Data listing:
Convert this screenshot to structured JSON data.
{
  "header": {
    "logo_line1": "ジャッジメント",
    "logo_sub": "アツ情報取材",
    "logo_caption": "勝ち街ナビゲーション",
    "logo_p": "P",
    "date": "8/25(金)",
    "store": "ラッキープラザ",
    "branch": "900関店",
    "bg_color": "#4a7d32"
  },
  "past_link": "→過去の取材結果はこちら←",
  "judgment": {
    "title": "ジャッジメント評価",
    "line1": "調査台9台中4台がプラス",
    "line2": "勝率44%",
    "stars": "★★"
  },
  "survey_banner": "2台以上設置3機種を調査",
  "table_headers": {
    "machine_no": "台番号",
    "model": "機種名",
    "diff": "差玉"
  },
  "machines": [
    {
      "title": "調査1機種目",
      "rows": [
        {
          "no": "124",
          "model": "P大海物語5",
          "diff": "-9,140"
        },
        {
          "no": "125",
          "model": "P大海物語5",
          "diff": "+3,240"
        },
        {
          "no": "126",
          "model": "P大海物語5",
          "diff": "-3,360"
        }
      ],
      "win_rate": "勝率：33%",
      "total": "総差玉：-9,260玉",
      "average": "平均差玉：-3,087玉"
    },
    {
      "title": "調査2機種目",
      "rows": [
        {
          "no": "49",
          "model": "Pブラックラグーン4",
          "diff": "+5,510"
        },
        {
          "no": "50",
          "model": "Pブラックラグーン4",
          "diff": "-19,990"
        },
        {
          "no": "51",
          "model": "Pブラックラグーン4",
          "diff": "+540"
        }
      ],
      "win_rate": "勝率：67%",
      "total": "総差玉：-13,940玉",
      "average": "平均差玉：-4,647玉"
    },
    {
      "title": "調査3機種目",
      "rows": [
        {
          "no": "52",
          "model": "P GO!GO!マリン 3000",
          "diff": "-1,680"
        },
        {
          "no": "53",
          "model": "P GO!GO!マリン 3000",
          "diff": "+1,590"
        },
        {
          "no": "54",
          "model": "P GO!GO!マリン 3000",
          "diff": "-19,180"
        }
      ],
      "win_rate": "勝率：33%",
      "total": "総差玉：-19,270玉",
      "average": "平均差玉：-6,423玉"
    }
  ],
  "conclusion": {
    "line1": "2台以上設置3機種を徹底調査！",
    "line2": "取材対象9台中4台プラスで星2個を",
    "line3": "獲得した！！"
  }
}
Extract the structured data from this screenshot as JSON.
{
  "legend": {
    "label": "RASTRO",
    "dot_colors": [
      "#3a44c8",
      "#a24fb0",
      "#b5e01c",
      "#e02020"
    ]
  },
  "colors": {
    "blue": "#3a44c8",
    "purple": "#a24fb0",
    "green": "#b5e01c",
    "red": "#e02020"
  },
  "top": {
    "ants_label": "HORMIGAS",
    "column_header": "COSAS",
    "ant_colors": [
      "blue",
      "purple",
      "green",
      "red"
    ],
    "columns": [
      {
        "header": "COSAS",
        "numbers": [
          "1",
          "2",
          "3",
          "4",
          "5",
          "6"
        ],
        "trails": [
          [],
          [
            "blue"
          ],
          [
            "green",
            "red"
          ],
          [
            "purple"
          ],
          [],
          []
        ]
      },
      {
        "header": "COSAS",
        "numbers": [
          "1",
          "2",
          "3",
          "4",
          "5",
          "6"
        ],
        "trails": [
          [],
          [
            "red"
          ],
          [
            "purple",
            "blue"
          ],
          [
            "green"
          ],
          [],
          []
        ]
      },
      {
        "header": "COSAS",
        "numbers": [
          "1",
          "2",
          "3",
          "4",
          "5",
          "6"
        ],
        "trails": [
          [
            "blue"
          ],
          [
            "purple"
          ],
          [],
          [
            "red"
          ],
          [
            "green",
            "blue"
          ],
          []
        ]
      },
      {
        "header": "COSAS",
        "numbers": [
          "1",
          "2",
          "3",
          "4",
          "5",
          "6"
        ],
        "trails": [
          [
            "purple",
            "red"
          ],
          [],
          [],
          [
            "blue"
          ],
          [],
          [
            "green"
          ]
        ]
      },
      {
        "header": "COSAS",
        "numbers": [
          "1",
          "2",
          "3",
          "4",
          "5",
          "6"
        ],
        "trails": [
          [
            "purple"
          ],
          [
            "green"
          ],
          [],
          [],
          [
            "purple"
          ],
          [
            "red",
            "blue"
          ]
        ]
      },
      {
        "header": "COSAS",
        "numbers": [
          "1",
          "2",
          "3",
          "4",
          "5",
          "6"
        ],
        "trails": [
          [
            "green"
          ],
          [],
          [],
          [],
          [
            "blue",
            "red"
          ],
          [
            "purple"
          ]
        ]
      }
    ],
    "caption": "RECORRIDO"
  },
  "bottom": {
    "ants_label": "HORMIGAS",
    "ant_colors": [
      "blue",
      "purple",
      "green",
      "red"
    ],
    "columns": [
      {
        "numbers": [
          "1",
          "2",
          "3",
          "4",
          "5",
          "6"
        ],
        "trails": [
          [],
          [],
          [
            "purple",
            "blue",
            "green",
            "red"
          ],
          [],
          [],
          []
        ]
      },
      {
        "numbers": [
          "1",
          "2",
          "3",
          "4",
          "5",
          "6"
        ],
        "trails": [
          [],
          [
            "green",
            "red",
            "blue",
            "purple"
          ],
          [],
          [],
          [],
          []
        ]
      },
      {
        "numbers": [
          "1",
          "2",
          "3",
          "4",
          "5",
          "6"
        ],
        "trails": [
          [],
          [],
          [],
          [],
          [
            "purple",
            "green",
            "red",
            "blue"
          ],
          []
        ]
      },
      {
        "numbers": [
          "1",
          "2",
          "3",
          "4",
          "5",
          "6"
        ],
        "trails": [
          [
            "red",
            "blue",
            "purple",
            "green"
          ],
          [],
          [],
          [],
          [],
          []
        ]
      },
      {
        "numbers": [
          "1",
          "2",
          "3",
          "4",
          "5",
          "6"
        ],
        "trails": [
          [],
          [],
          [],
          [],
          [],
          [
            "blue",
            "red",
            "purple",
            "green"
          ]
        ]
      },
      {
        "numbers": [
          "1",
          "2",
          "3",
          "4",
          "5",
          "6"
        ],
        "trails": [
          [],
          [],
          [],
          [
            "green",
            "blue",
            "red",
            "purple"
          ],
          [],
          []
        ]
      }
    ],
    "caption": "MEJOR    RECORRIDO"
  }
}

THE TASK —
Nothing should be changed: write out all of the data as is.

EXERCISE RESULT —
Convert this screenshot to structured JSON data.
{
  "header": {
    "logo_line1": "ジャッジメント",
    "logo_sub": "アツ情報取材",
    "logo_caption": "勝ち街ナビゲーション",
    "logo_p": "P",
    "date": "8/25(金)",
    "store": "ラッキープラザ",
    "branch": "900関店",
    "bg_color": "#4a7d32"
  },
  "past_link": "→過去の取材結果はこちら←",
  "judgment": {
    "title": "ジャッジメント評価",
    "line1": "調査台9台中4台がプラス",
    "line2": "勝率44%",
    "stars": "★★"
  },
  "survey_banner": "2台以上設置3機種を調査",
  "table_headers": {
    "machine_no": "台番号",
    "model": "機種名",
    "diff": "差玉"
  },
  "machines": [
    {
      "title": "調査1機種目",
      "rows": [
        {
          "no": "124",
          "model": "P大海物語5",
          "diff": "-9,140"
        },
        {
          "no": "125",
          "model": "P大海物語5",
          "diff": "+3,240"
        },
        {
          "no": "126",
          "model": "P大海物語5",
          "diff": "-3,360"
        }
      ],
      "win_rate": "勝率：33%",
      "total": "総差玉：-9,260玉",
      "average": "平均差玉：-3,087玉"
    },
    {
      "title": "調査2機種目",
      "rows": [
        {
          "no": "49",
          "model": "Pブラックラグーン4",
          "diff": "+5,510"
        },
        {
          "no": "50",
          "model": "Pブラックラグーン4",
          "diff": "-19,990"
        },
        {
          "no": "51",
          "model": "Pブラックラグーン4",
          "diff": "+540"
        }
      ],
      "win_rate": "勝率：67%",
      "total": "総差玉：-13,940玉",
      "average": "平均差玉：-4,647玉"
    },
    {
      "title": "調査3機種目",
      "rows": [
        {
          "no": "52",
          "model": "P GO!GO!マリン 3000",
          "diff": "-1,680"
        },
        {
          "no": "53",
          "model": "P GO!GO!マリン 3000",
          "diff": "+1,590"
        },
        {
          "no": "54",
          "model": "P GO!GO!マリン 3000",
          "diff": "-19,180"
        }
      ],
      "win_rate": "勝率：33%",
      "total": "総差玉：-19,270玉",
      "average": "平均差玉：-6,423玉"
    }
  ],
  "conclusion": {
    "line1": "2台以上設置3機種を徹底調査！",
    "line2": "取材対象9台中4台プラスで星2個を",
    "line3": "獲得した！！"
  }
}
Extract the structured data from this screenshot as JSON.
{
  "legend": {
    "label": "RASTRO",
    "dot_colors": [
      "#3a44c8",
      "#a24fb0",
      "#b5e01c",
      "#e02020"
    ]
  },
  "colors": {
    "blue": "#3a44c8",
    "purple": "#a24fb0",
    "green": "#b5e01c",
    "red": "#e02020"
  },
  "top": {
    "ants_label": "HORMIGAS",
    "column_header": "COSAS",
    "ant_colors": [
      "blue",
      "purple",
      "green",
      "red"
    ],
    "columns": [
      {
        "header": "COSAS",
        "numbers": [
          "1",
          "2",
          "3",
          "4",
          "5",
          "6"
        ],
        "trails": [
          [],
          [
            "blue"
          ],
          [
            "green",
            "red"
          ],
          [
            "purple"
          ],
          [],
          []
        ]
      },
      {
        "header": "COSAS",
        "numbers": [
          "1",
          "2",
          "3",
          "4",
          "5",
          "6"
        ],
        "trails": [
          [],
          [
            "red"
          ],
          [
            "purple",
            "blue"
          ],
          [
            "green"
          ],
          [],
          []
        ]
      },
      {
        "header": "COSAS",
        "numbers": [
          "1",
          "2",
          "3",
          "4",
          "5",
          "6"
        ],
        "trails": [
          [
            "blue"
          ],
          [
            "purple"
          ],
          [],
          [
            "red"
          ],
          [
            "green",
            "blue"
          ],
          []
        ]
      },
      {
        "header": "COSAS",
        "numbers": [
          "1",
          "2",
          "3",
          "4",
          "5",
          "6"
        ],
        "trails": [
          [
            "purple",
            "red"
          ],
          [],
          [],
          [
            "blue"
          ],
          [],
          [
            "green"
          ]
        ]
      },
      {
        "header": "COSAS",
        "numbers": [
          "1",
          "2",
          "3",
          "4",
          "5",
          "6"
        ],
        "trails": [
          [
            "purple"
          ],
          [
            "green"
          ],
          [],
          [],
          [
            "purple"
          ],
          [
            "red",
            "blue"
          ]
        ]
      },
      {
        "header": "COSAS",
        "numbers": [
          "1",
          "2",
          "3",
          "4",
          "5",
          "6"
        ],
        "trails": [
          [
            "green"
          ],
          [],
          [],
          [],
          [
            "blue",
            "red"
          ],
          [
            "purple"
          ]
        ]
      }
    ],
    "caption": "RECORRIDO"
  },
  "bottom": {
    "ants_label": "HORMIGAS",
    "ant_colors": [
      "blue",
      "purple",
      "green",
      "red"
    ],
    "columns": [
      {
        "numbers": [
          "1",
          "2",
          "3",
          "4",
          "5",
          "6"
        ],
        "trails": [
          [],
          [],
          [
            "purple",
            "blue",
            "green",
            "red"
          ],
          [],
          [],
          []
        ]
      },
      {
        "numbers": [
          "1",
          "2",
          "3",
          "4",
          "5",
          "6"
        ],
        "trails": [
          [],
          [
            "green",
            "red",
            "blue",
            "purple"
          ],
          [],
          [],
          [],
          []
        ]
      },
      {
        "numbers": [
          "1",
          "2",
          "3",
          "4",
          "5",
          "6"
        ],
        "trails": [
          [],
          [],
          [],
          [],
          [
            "purple",
            "green",
            "red",
            "blue"
          ],
          []
        ]
      },
      {
        "numbers": [
          "1",
          "2",
          "3",
          "4",
          "5",
          "6"
        ],
        "trails": [
          [
            "red",
            "blue",
            "purple",
            "green"
          ],
          [],
          [],
          [],
          [],
          []
        ]
      },
      {
        "numbers": [
          "1",
          "2",
          "3",
          "4",
          "5",
          "6"
        ],
        "trails": [
          [],
          [],
          [],
          [],
          [],
          [
            "blue",
            "red",
            "purple",
            "green"
          ]
        ]
      },
      {
        "numbers": [
          "1",
          "2",
          "3",
          "4",
          "5",
          "6"
        ],
        "trails": [
          [],
          [],
          [],
          [
            "green",
            "blue",
            "red",
            "purple"
          ],
          [],
          []
        ]
      }
    ],
    "caption": "MEJOR    RECORRIDO"
  }
}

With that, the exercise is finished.